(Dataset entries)
===============

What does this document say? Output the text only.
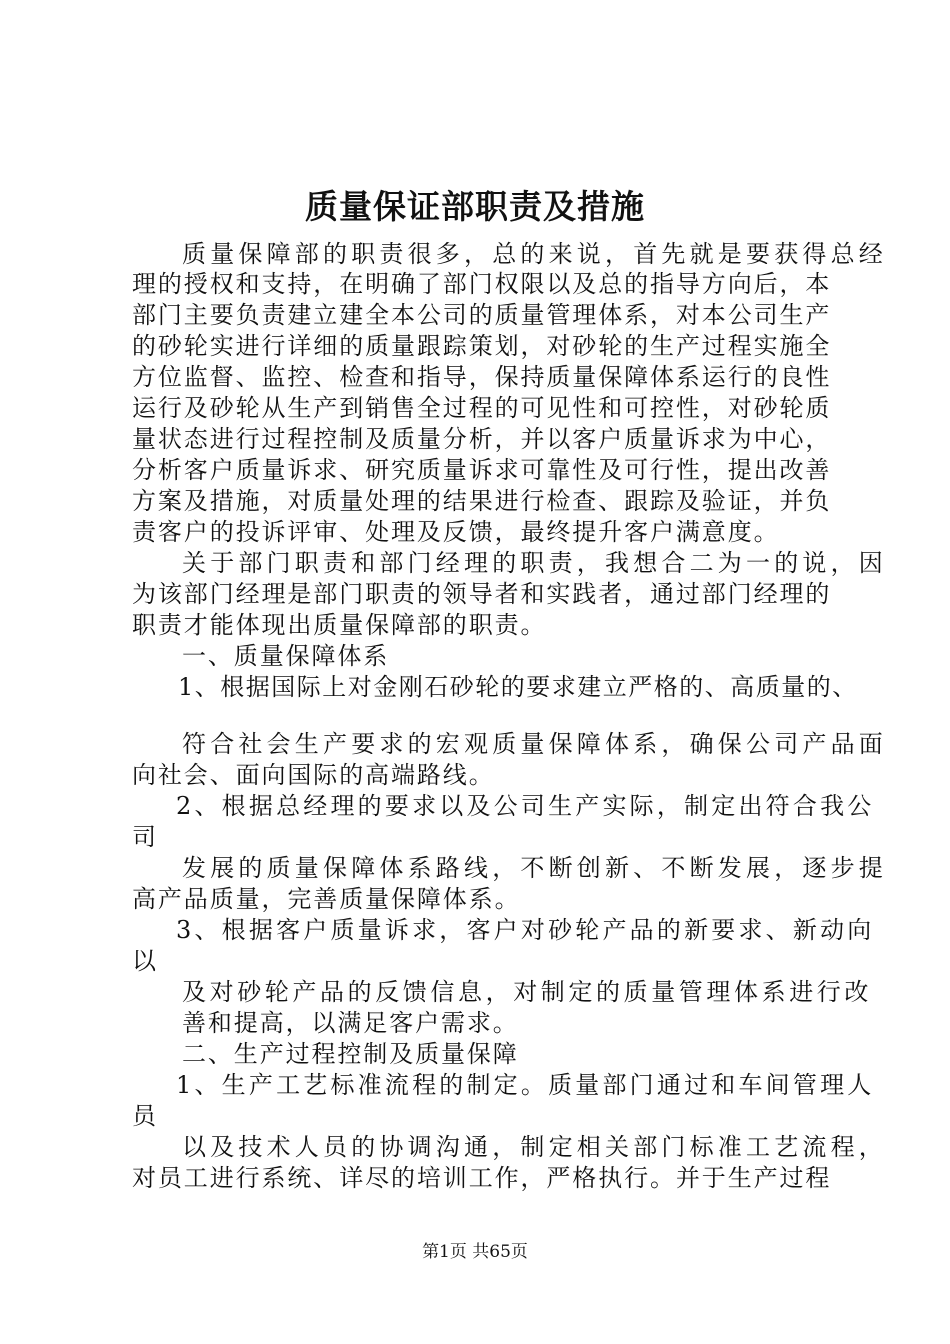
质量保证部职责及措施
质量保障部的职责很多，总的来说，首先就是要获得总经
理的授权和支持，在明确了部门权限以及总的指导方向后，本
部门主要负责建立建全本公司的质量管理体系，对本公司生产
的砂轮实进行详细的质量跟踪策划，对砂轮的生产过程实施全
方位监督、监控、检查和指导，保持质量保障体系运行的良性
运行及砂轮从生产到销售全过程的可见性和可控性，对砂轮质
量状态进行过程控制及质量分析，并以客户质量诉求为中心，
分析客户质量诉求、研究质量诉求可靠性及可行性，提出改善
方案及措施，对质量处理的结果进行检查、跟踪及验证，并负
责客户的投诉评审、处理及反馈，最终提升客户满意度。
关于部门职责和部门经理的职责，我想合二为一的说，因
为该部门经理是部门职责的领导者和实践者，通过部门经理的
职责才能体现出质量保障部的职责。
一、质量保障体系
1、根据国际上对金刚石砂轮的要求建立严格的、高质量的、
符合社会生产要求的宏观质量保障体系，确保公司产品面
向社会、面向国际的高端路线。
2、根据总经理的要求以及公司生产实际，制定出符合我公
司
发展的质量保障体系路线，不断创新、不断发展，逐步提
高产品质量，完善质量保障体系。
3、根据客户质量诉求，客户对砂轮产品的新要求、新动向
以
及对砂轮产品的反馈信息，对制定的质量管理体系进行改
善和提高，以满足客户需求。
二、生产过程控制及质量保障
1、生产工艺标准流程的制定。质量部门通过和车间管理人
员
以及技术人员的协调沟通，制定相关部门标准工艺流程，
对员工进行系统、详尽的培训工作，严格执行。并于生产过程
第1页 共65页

===============

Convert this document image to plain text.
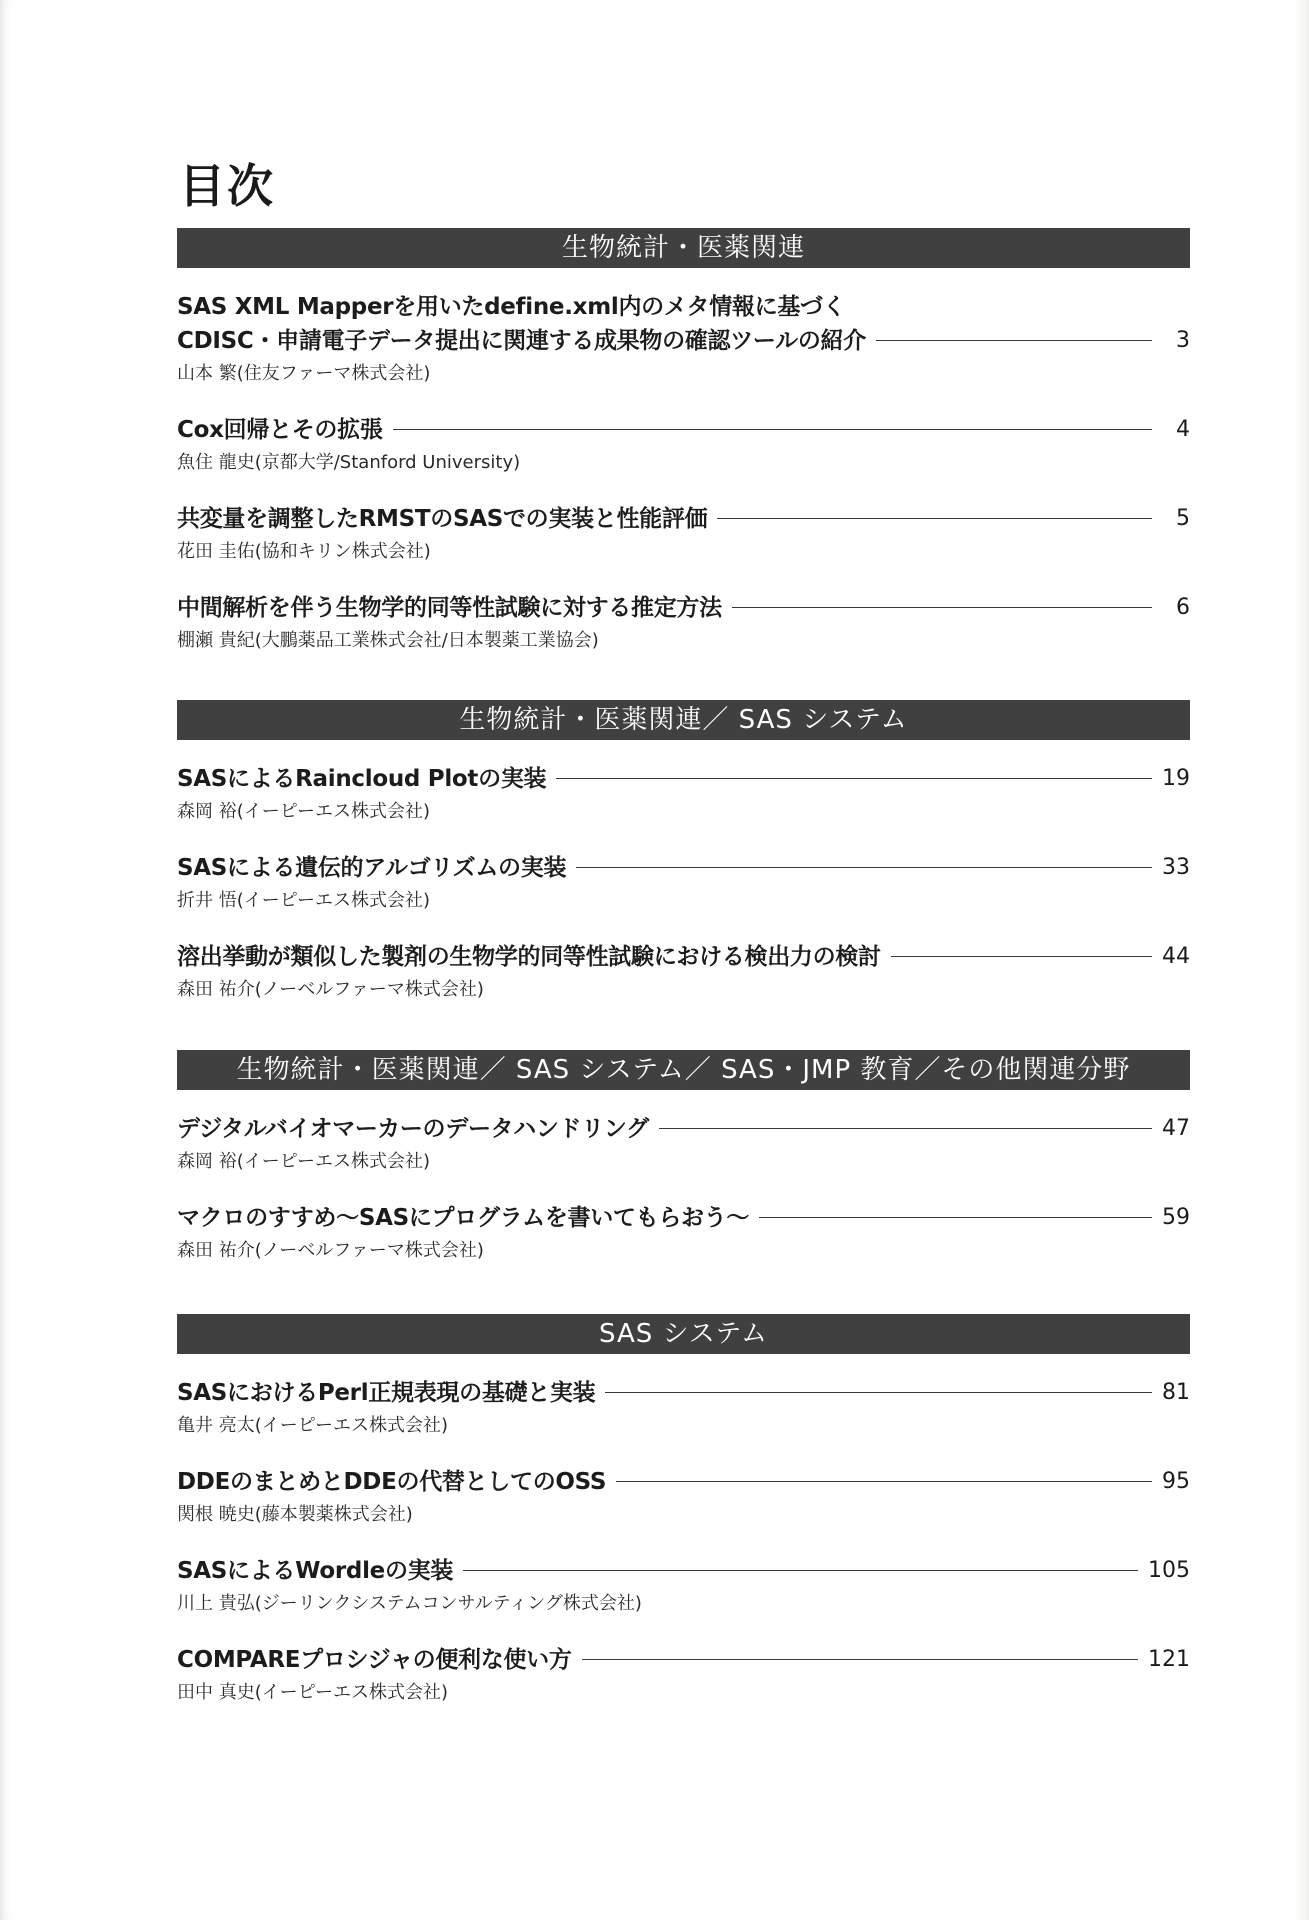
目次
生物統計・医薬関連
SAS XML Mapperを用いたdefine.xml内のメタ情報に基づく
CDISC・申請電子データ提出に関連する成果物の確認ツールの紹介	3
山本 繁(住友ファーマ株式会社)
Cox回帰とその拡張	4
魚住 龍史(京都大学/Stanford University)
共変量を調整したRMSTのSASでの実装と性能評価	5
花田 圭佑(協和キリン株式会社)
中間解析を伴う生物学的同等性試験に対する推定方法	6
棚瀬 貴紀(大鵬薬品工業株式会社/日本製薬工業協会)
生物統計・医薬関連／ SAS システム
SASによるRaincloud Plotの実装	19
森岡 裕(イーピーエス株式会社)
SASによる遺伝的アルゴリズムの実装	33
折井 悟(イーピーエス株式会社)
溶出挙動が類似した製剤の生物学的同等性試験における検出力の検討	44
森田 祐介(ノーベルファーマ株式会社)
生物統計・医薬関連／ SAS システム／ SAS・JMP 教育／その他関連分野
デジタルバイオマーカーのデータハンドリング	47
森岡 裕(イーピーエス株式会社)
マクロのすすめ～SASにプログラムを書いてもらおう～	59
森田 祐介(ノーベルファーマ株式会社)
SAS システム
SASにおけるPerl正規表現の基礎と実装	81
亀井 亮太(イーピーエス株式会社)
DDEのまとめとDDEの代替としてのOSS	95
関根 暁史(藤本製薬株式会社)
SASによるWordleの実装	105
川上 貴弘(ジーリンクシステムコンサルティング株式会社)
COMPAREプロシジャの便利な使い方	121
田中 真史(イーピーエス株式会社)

===============

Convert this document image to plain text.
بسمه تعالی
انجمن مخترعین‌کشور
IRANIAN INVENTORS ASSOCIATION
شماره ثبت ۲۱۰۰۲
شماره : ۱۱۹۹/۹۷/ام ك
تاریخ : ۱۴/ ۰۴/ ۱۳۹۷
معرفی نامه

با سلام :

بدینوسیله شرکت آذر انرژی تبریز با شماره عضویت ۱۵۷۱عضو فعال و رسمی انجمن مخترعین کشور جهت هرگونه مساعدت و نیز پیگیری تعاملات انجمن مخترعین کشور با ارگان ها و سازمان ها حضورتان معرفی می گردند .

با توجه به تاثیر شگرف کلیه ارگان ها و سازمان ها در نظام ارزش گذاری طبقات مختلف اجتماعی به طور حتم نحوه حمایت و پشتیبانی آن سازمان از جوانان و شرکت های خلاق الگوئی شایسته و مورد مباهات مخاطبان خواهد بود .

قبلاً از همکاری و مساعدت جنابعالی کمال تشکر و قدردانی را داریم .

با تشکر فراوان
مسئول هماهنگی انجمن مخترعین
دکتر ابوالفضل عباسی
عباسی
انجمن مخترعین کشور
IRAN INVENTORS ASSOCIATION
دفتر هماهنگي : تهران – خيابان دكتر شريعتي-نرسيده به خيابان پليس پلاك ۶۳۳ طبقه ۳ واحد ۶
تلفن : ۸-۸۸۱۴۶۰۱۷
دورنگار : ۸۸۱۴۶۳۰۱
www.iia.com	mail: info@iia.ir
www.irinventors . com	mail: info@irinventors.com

===============

• _AIM_: Each line holding "تشکر" must be found and copied.

• _TASK SOLUTION_:
قبلاً از همکاری و مساعدت جنابعالی کمال تشکر و قدردانی را داریم .
با تشکر فراوان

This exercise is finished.